● Short task
Look through the material and tally each line bearing the word "JSON". Give only the total.

Lines of data
★ ★ ★ ★

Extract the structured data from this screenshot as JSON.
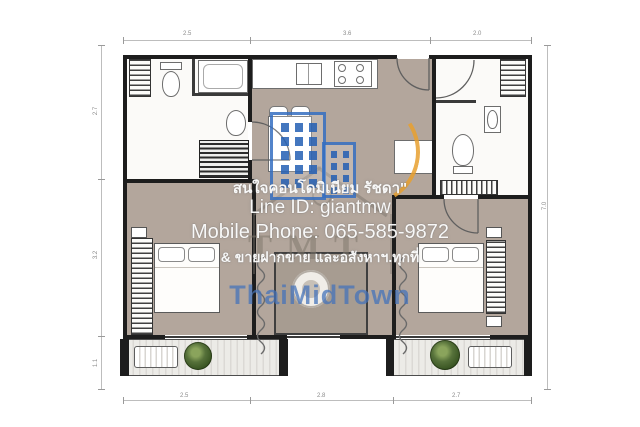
{
  "watermark": {
    "line1": "สนใจคอนโดมิเนียม รัชดา\"",
    "line2": "Line ID: giantmw",
    "line3": "Mobile Phone: 065-585-9872",
    "line4": "& ขายฝากขาย และอสังหาฯ.ทุกที่",
    "brand": "ThaiMidTown",
    "logo_monogram": "TMT",
    "colors": {
      "brand_blue": "#5c87c5",
      "logo_blue": "#2a6fc0",
      "logo_orange": "#eaa02f",
      "text": "#ffffff"
    }
  },
  "floor_plan": {
    "description": "2-bedroom 2-bathroom condominium unit floor plan with central living-dining area, kitchen at top, two balconies with plants and A/C units at bottom",
    "dimensions": {
      "top": [
        "2.5",
        "3.6",
        "2.0"
      ],
      "bottom": [
        "2.5",
        "2.8",
        "2.7"
      ],
      "left": [
        "2.7",
        "3.2",
        "1.1"
      ],
      "right": [
        "7.0"
      ]
    },
    "colors": {
      "floor_tan": "#b3a69c",
      "wall": "#1d1d1d",
      "balcony": "#e7e5e1",
      "plant": "#4f6b2e"
    }
  }
}
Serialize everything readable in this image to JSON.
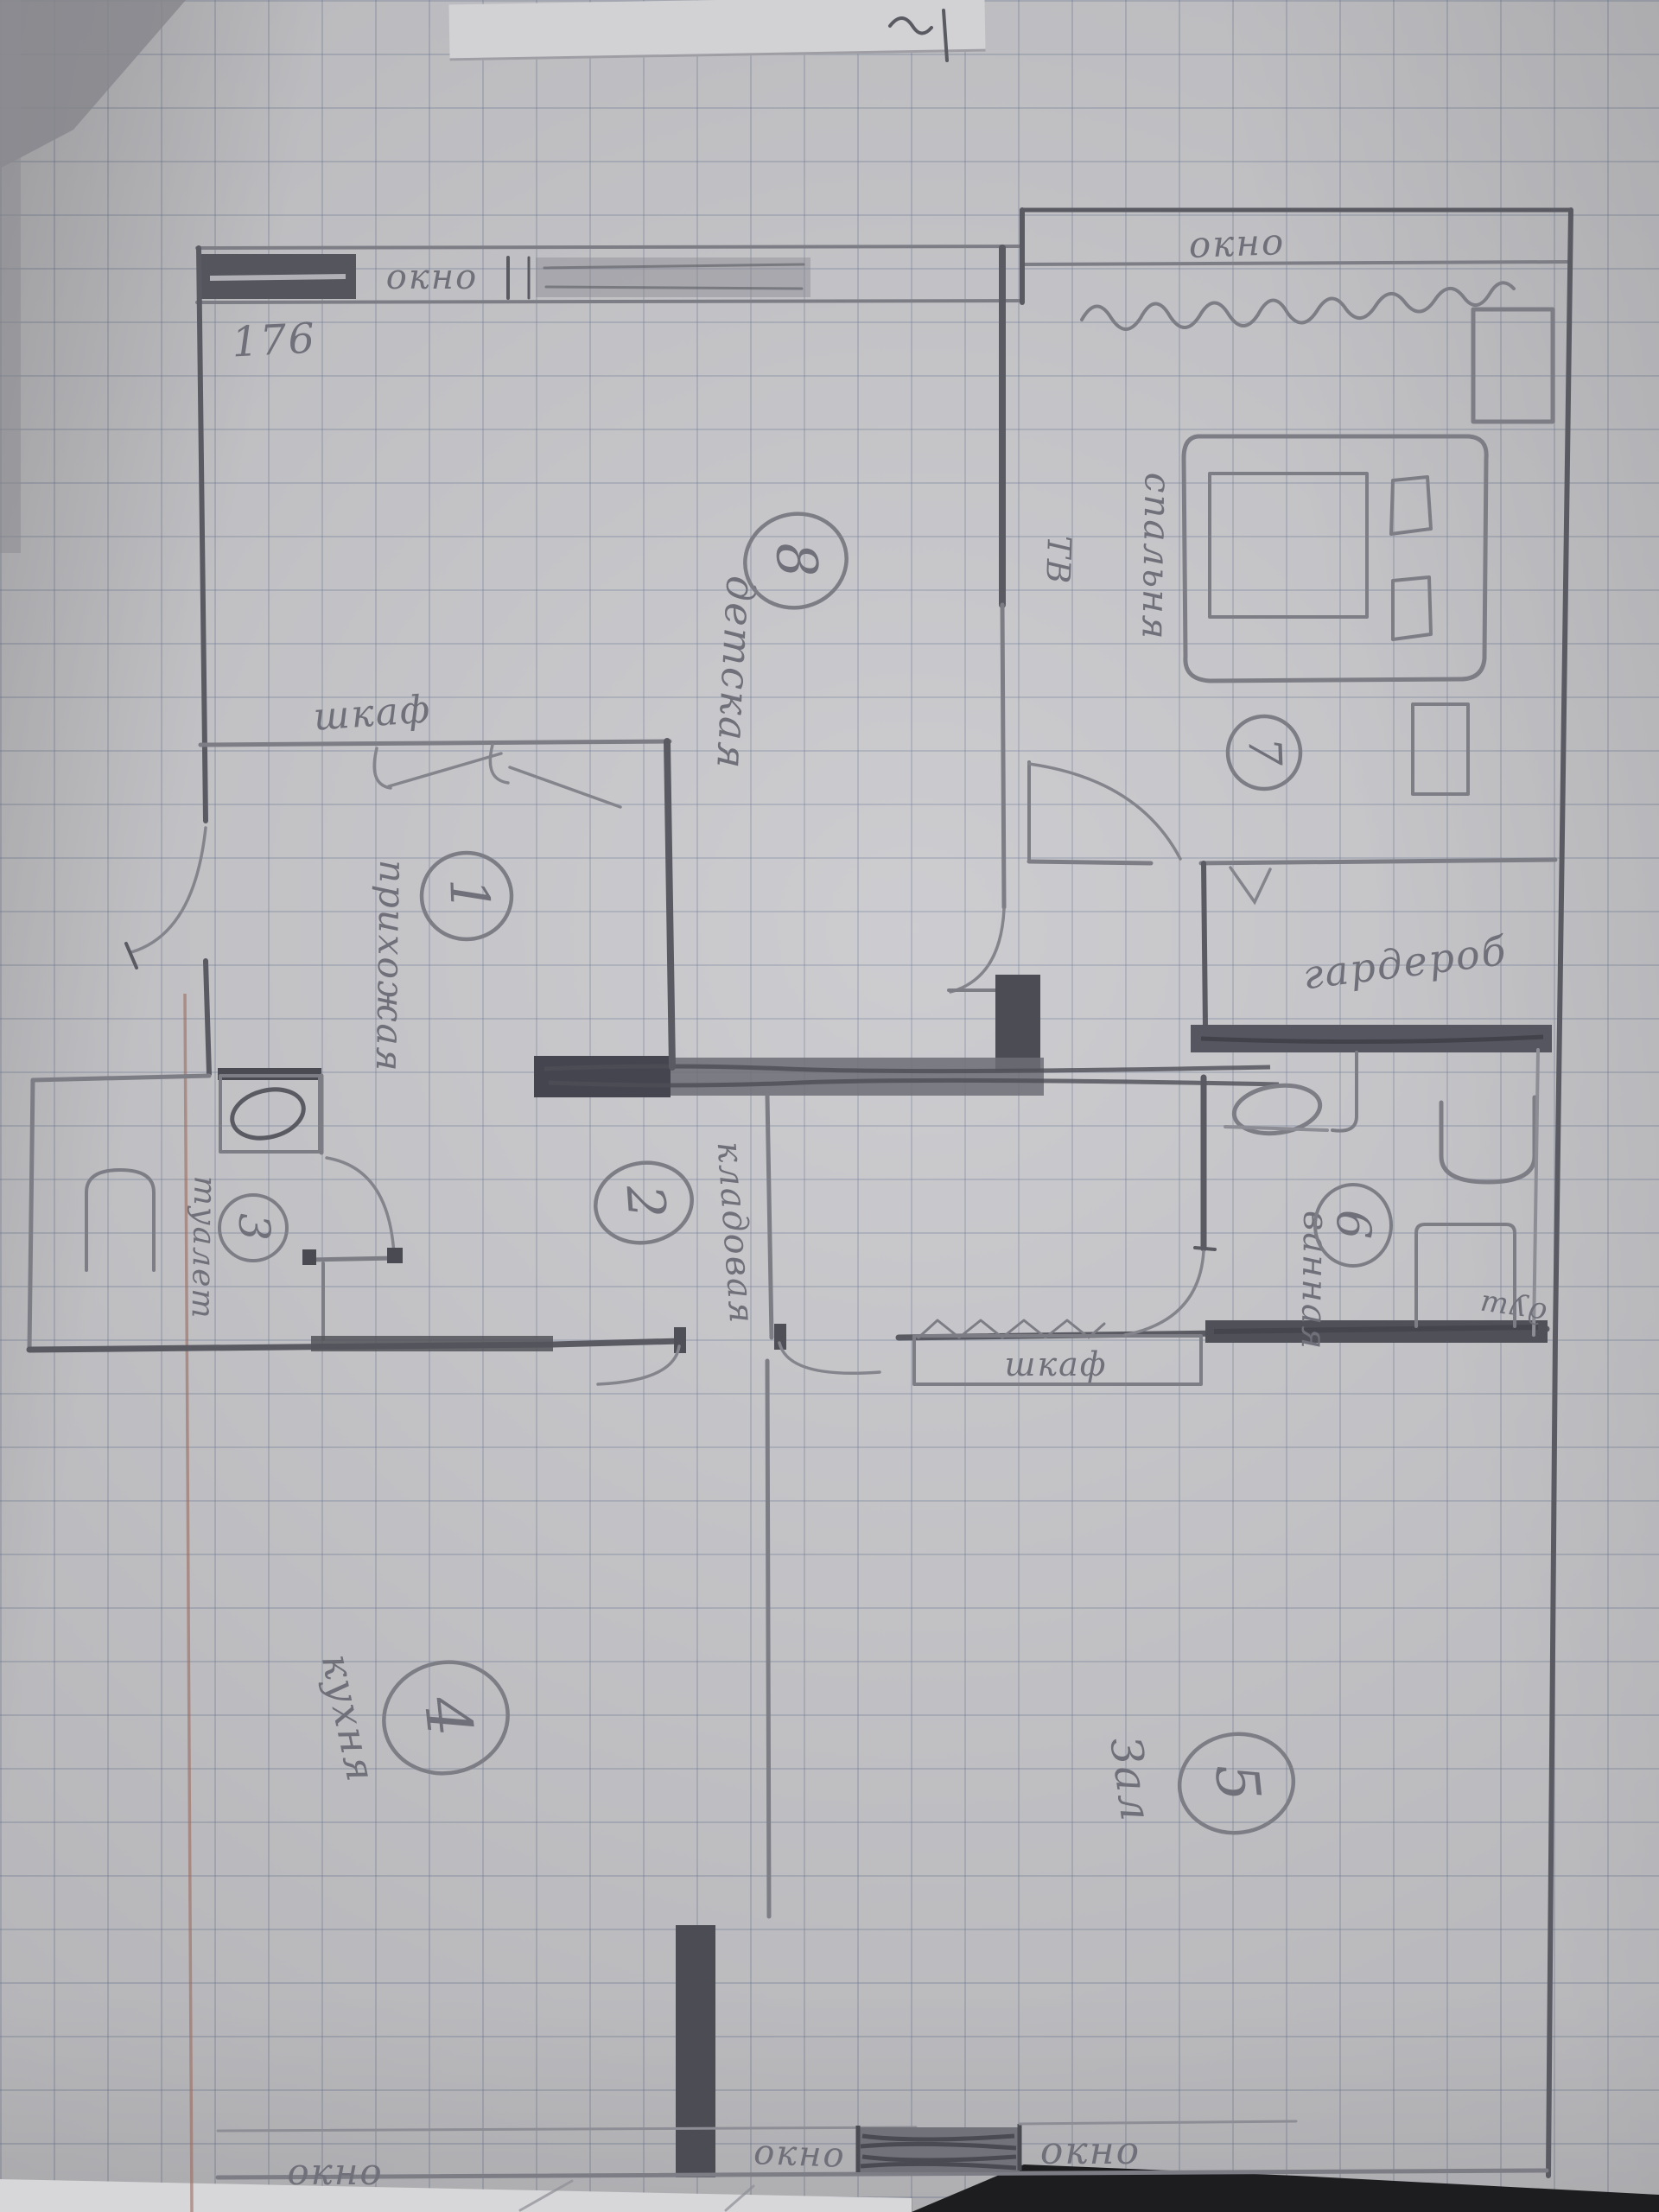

★ ★ ★ ★

● Result below
2